Work to do -
Provide the data again in its entirety, exactly as given.

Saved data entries
##########
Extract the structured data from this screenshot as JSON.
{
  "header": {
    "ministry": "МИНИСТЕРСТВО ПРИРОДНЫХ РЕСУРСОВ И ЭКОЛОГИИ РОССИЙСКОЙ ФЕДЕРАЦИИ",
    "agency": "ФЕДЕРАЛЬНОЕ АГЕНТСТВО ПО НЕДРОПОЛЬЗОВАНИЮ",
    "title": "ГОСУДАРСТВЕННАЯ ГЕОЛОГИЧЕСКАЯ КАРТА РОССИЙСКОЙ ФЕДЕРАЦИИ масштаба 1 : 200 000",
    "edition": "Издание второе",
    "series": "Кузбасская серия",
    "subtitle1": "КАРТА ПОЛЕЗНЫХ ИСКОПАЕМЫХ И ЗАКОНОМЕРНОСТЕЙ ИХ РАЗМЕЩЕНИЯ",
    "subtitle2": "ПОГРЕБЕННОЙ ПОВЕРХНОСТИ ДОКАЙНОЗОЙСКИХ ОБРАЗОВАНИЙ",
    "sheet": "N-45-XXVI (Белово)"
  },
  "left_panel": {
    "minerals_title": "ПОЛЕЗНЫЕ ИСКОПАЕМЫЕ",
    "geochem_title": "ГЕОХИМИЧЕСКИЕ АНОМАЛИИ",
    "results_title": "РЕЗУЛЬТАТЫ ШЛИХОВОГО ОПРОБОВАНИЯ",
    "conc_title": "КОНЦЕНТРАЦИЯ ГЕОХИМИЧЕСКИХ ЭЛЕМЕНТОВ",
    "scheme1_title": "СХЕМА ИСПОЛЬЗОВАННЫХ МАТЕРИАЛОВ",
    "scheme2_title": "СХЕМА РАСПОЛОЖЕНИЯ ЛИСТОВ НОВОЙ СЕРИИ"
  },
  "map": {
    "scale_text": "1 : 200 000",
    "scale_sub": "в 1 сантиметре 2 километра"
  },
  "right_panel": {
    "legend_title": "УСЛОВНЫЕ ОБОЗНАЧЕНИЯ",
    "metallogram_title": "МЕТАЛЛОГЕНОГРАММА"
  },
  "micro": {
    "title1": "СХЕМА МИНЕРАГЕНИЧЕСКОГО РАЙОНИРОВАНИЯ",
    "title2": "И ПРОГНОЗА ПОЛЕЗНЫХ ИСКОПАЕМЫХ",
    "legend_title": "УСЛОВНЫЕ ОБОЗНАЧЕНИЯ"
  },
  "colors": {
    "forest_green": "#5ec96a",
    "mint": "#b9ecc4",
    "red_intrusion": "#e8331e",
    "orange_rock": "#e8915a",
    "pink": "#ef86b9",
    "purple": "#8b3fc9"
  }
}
##########
Completed task -
Extract the structured data from this screenshot as JSON.
{
  "header": {
    "ministry": "МИНИСТЕРСТВО ПРИРОДНЫХ РЕСУРСОВ И ЭКОЛОГИИ РОССИЙСКОЙ ФЕДЕРАЦИИ",
    "agency": "ФЕДЕРАЛЬНОЕ АГЕНТСТВО ПО НЕДРОПОЛЬЗОВАНИЮ",
    "title": "ГОСУДАРСТВЕННАЯ ГЕОЛОГИЧЕСКАЯ КАРТА РОССИЙСКОЙ ФЕДЕРАЦИИ масштаба 1 : 200 000",
    "edition": "Издание второе",
    "series": "Кузбасская серия",
    "subtitle1": "КАРТА ПОЛЕЗНЫХ ИСКОПАЕМЫХ И ЗАКОНОМЕРНОСТЕЙ ИХ РАЗМЕЩЕНИЯ",
    "subtitle2": "ПОГРЕБЕННОЙ ПОВЕРХНОСТИ ДОКАЙНОЗОЙСКИХ ОБРАЗОВАНИЙ",
    "sheet": "N-45-XXVI (Белово)"
  },
  "left_panel": {
    "minerals_title": "ПОЛЕЗНЫЕ ИСКОПАЕМЫЕ",
    "geochem_title": "ГЕОХИМИЧЕСКИЕ АНОМАЛИИ",
    "results_title": "РЕЗУЛЬТАТЫ ШЛИХОВОГО ОПРОБОВАНИЯ",
    "conc_title": "КОНЦЕНТРАЦИЯ ГЕОХИМИЧЕСКИХ ЭЛЕМЕНТОВ",
    "scheme1_title": "СХЕМА ИСПОЛЬЗОВАННЫХ МАТЕРИАЛОВ",
    "scheme2_title": "СХЕМА РАСПОЛОЖЕНИЯ ЛИСТОВ НОВОЙ СЕРИИ"
  },
  "map": {
    "scale_text": "1 : 200 000",
    "scale_sub": "в 1 сантиметре 2 километра"
  },
  "right_panel": {
    "legend_title": "УСЛОВНЫЕ ОБОЗНАЧЕНИЯ",
    "metallogram_title": "МЕТАЛЛОГЕНОГРАММА"
  },
  "micro": {
    "title1": "СХЕМА МИНЕРАГЕНИЧЕСКОГО РАЙОНИРОВАНИЯ",
    "title2": "И ПРОГНОЗА ПОЛЕЗНЫХ ИСКОПАЕМЫХ",
    "legend_title": "УСЛОВНЫЕ ОБОЗНАЧЕНИЯ"
  },
  "colors": {
    "forest_green": "#5ec96a",
    "mint": "#b9ecc4",
    "red_intrusion": "#e8331e",
    "orange_rock": "#e8915a",
    "pink": "#ef86b9",
    "purple": "#8b3fc9"
  }
}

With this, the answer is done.